• _INSTRUCTIONS FOR THE TASK_: Report the number of lines containing "уложить", with no other words.

• _INPUT DATA_:

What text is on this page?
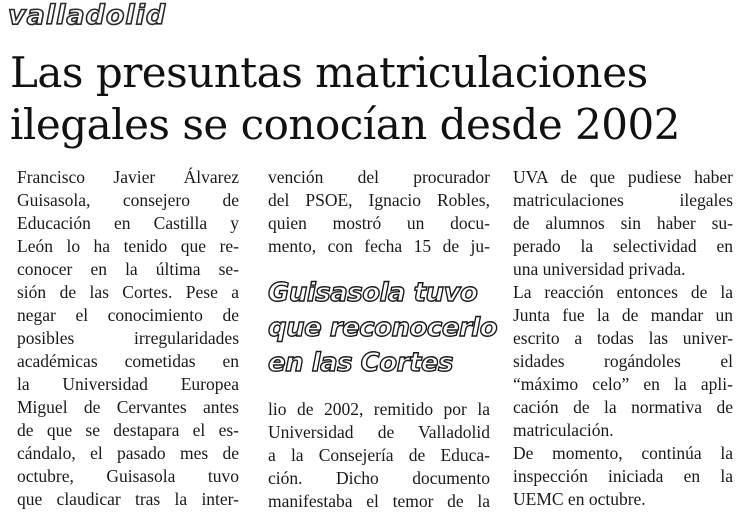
valladolid
Las presuntas matriculaciones
ilegales se conocían desde 2002
Francisco Javier Álvarez
Guisasola, consejero de
Educación en Castilla y
León lo ha tenido que re-
conocer en la última se-
sión de las Cortes. Pese a
negar el conocimiento de
posibles irregularidades
académicas cometidas en
la Universidad Europea
Miguel de Cervantes antes
de que se destapara el es-
cándalo, el pasado mes de
octubre, Guisasola tuvo
que claudicar tras la inter-
vención del procurador
del PSOE, Ignacio Robles,
quien mostró un docu-
mento, con fecha 15 de ju-
Guisasola tuvo
que reconocerlo
en las Cortes
lio de 2002, remitido por la
Universidad de Valladolid
a la Consejería de Educa-
ción. Dicho documento
manifestaba el temor de la
UVA de que pudiese haber
matriculaciones ilegales
de alumnos sin haber su-
perado la selectividad en
una universidad privada.
La reacción entonces de la
Junta fue la de mandar un
escrito a todas las univer-
sidades rogándoles el
“máximo celo” en la apli-
cación de la normativa de
matriculación.
De momento, continúa la
inspección iniciada en la
UEMC en octubre.
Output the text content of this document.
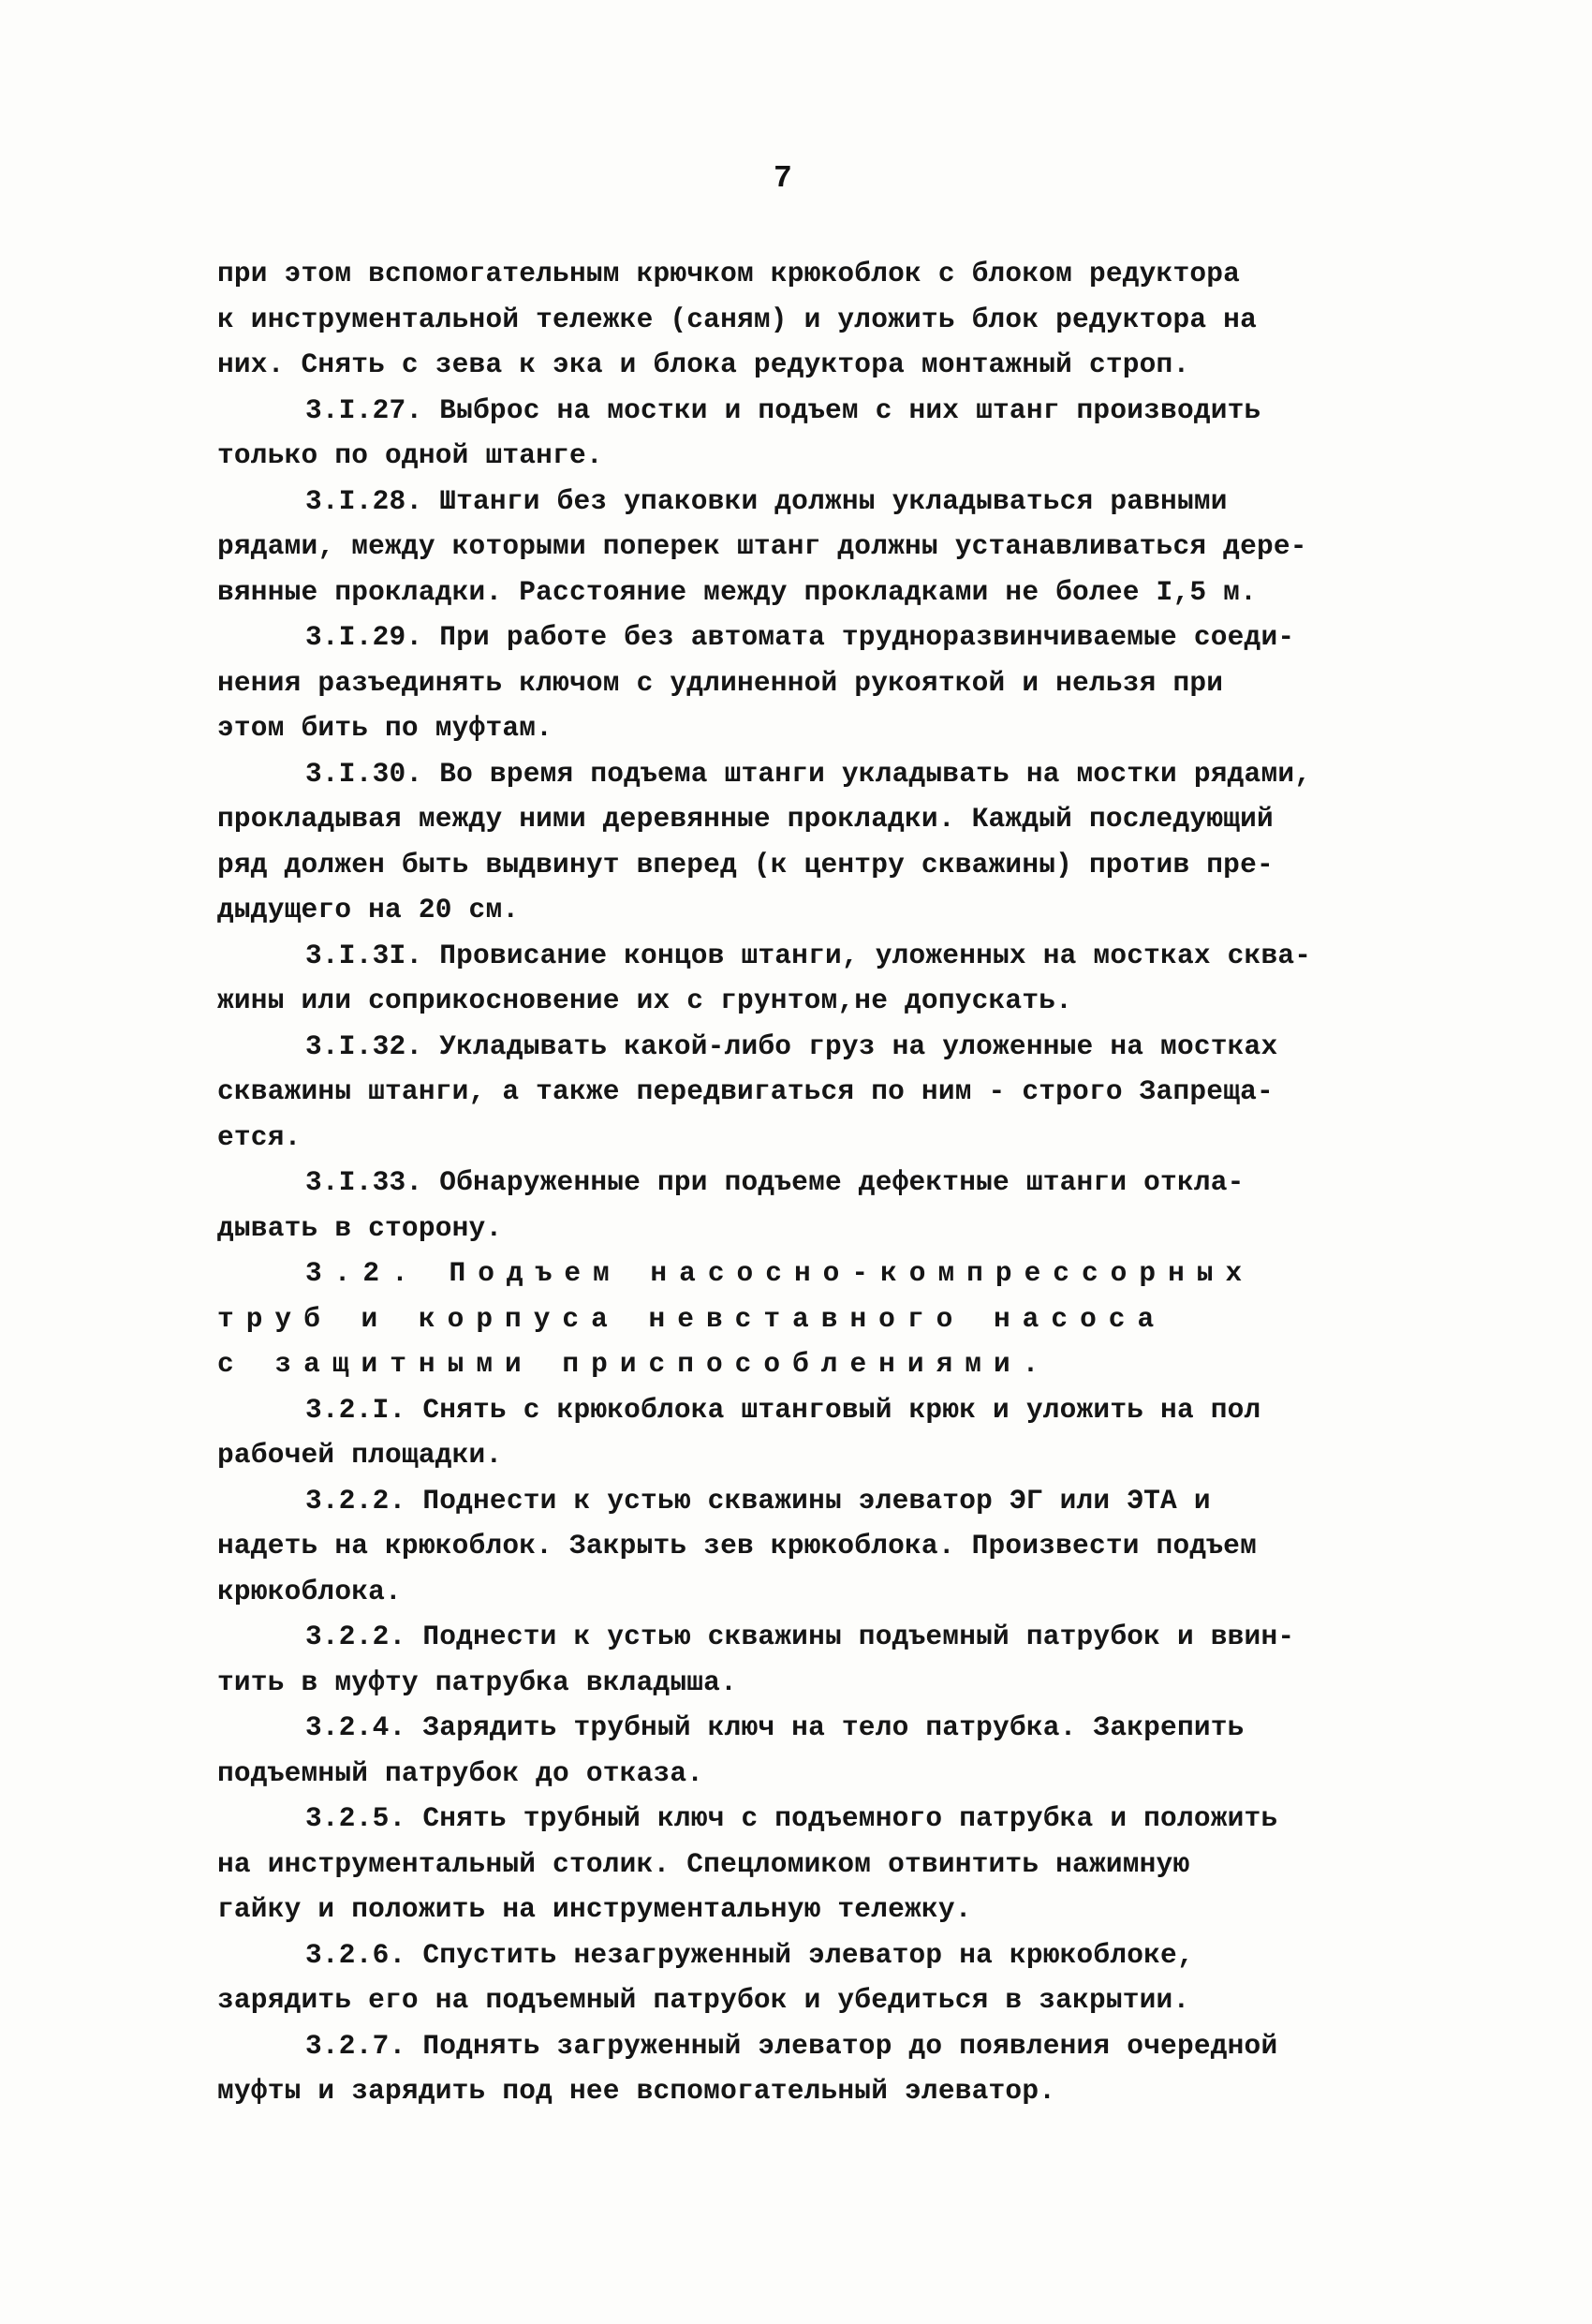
7
при этом вспомогательным крючком крюкоблок с блоком редуктора
к инструментальной тележке (саням) и уложить блок редуктора на
них. Снять с зева к эка и блока редуктора монтажный строп.
3.I.27. Выброс на мостки и подъем с них штанг производить
только по одной штанге.
3.I.28. Штанги без упаковки должны укладываться равными
рядами, между которыми поперек штанг должны устанавливаться дере-
вянные прокладки. Расстояние между прокладками не более I,5 м.
3.I.29. При работе без автомата трудноразвинчиваемые соеди-
нения разъединять ключом с удлиненной рукояткой и нельзя при
этом бить по муфтам.
3.I.30. Во время подъема штанги укладывать на мостки рядами,
прокладывая между ними деревянные прокладки. Каждый последующий
ряд должен быть выдвинут вперед (к центру скважины) против пре-
дыдущего на 20 см.
3.I.3I. Провисание концов штанги, уложенных на мостках сква-
жины или соприкосновение их с грунтом,не допускать.
3.I.32. Укладывать какой-либо груз на уложенные на мостках
скважины штанги, а также передвигаться по ним - строго Запреща-
ется.
3.I.33. Обнаруженные при подъеме дефектные штанги откла-
дывать в сторону.
3.2. Подъем насосно-компрессорных
труб и корпуса невставного насоса
с защитными приспособлениями.
3.2.I. Снять с крюкоблока штанговый крюк и уложить на пол
рабочей площадки.
3.2.2. Поднести к устью скважины элеватор ЭГ или ЭТА и
надеть на крюкоблок. Закрыть зев крюкоблока. Произвести подъем
крюкоблока.
3.2.2. Поднести к устью скважины подъемный патрубок и ввин-
тить в муфту патрубка вкладыша.
3.2.4. Зарядить трубный ключ на тело патрубка. Закрепить
подъемный патрубок до отказа.
3.2.5. Снять трубный ключ с подъемного патрубка и положить
на инструментальный столик. Спецломиком отвинтить нажимную
гайку и положить на инструментальную тележку.
3.2.6. Спустить незагруженный элеватор на крюкоблоке,
зарядить его на подъемный патрубок и убедиться в закрытии.
3.2.7. Поднять загруженный элеватор до появления очередной
муфты и зарядить под нее вспомогательный элеватор.
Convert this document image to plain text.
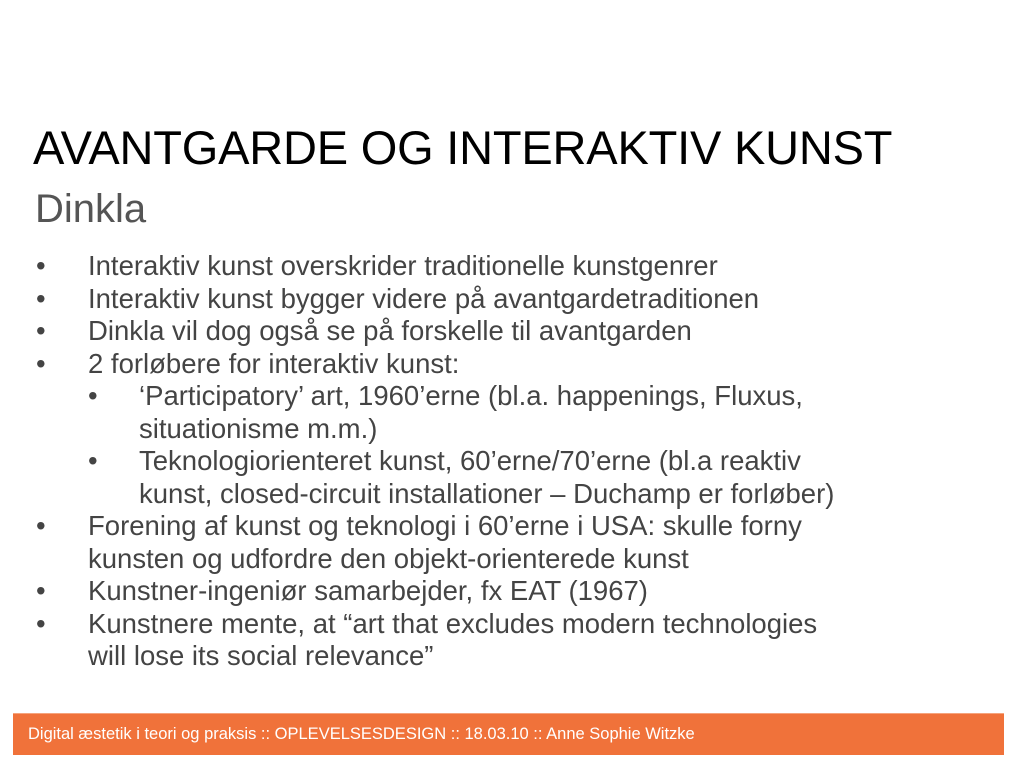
AVANTGARDE OG INTERAKTIV KUNST
Dinkla
• Interaktiv kunst overskrider traditionelle kunstgenrer
• Interaktiv kunst bygger videre på avantgardetraditionen
• Dinkla vil dog også se på forskelle til avantgarden
• 2 forløbere for interaktiv kunst:
• ‘Participatory’ art, 1960’erne (bl.a. happenings, Fluxus,
situationisme m.m.)
• Teknologiorienteret kunst, 60’erne/70’erne (bl.a reaktiv
kunst, closed-circuit installationer – Duchamp er forløber)
• Forening af kunst og teknologi i 60’erne i USA: skulle forny
kunsten og udfordre den objekt-orienterede kunst
• Kunstner-ingeniør samarbejder, fx EAT (1967)
• Kunstnere mente, at “art that excludes modern technologies
will lose its social relevance”
Digital æstetik i teori og praksis :: OPLEVELSESDESIGN :: 18.03.10 :: Anne Sophie Witzke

• _ANSWER TO THIS EXERCISE_: 2